[Task to complete] Spot each line that carries the word "blanca"; copy those lines.

----- Information provided

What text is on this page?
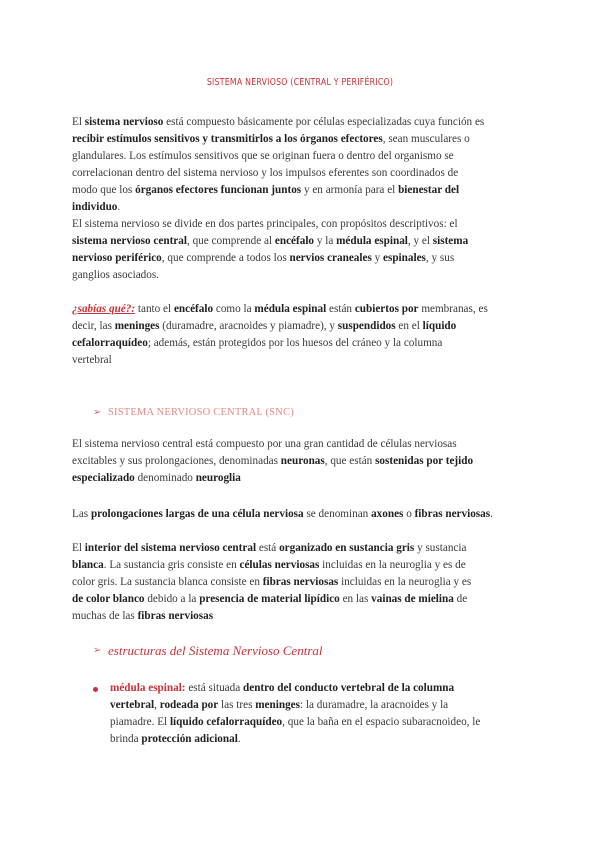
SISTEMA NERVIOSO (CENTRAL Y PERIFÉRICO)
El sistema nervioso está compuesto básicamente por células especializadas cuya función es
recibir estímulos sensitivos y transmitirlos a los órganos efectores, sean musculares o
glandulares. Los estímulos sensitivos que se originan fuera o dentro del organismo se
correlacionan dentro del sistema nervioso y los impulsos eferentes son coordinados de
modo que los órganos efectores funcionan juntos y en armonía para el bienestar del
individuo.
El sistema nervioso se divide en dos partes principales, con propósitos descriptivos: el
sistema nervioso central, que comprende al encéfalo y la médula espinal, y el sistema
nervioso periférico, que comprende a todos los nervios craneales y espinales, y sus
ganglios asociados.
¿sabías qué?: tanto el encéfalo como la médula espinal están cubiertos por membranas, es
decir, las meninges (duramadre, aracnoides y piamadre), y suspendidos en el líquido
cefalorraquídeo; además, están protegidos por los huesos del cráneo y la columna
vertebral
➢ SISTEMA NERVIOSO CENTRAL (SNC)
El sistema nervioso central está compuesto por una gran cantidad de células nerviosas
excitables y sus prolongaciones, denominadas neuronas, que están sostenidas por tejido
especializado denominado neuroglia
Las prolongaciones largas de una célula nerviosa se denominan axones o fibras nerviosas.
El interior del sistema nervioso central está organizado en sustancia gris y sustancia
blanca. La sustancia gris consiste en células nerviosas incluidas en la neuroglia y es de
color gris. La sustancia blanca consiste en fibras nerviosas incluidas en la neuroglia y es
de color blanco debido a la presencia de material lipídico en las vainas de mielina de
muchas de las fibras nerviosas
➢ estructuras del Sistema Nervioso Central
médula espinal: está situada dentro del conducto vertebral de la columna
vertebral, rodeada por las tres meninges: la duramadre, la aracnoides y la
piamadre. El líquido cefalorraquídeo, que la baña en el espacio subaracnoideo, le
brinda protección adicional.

----------
----- Information provided

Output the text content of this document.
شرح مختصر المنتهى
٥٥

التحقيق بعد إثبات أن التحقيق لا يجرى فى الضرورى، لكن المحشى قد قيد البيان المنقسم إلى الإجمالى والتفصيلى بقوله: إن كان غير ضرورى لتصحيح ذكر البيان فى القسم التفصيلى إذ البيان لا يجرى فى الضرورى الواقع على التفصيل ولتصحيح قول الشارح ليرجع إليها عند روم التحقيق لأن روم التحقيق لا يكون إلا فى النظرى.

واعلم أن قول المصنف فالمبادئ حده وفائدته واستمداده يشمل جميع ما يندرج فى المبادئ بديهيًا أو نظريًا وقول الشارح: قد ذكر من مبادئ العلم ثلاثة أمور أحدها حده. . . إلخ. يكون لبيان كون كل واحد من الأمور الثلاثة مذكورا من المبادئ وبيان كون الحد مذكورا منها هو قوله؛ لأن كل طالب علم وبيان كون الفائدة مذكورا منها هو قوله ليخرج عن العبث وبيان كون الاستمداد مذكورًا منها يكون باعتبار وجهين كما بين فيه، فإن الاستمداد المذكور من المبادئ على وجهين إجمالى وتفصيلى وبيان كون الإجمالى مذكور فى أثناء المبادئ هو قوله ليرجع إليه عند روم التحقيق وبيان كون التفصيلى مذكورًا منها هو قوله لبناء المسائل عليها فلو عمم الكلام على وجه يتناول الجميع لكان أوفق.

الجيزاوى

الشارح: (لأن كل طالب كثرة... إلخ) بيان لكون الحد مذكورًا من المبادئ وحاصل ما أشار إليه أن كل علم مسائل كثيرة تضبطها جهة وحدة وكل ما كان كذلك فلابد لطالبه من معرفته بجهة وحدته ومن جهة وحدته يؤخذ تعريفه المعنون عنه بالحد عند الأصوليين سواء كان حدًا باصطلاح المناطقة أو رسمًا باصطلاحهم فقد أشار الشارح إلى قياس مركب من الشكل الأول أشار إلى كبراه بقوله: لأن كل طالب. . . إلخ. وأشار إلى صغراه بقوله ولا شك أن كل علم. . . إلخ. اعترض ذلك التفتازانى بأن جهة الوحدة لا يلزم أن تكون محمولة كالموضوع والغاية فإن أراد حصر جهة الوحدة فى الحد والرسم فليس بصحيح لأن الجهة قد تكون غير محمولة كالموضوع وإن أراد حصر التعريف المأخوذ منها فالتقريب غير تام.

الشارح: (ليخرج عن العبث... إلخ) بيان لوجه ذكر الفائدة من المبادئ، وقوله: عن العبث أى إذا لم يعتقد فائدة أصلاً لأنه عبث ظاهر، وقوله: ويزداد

----------

[Task result]
blanca. La sustancia gris consiste en células nerviosas incluidas en la neuroglia y es de
color gris. La sustancia blanca consiste en fibras nerviosas incluidas en la neuroglia y es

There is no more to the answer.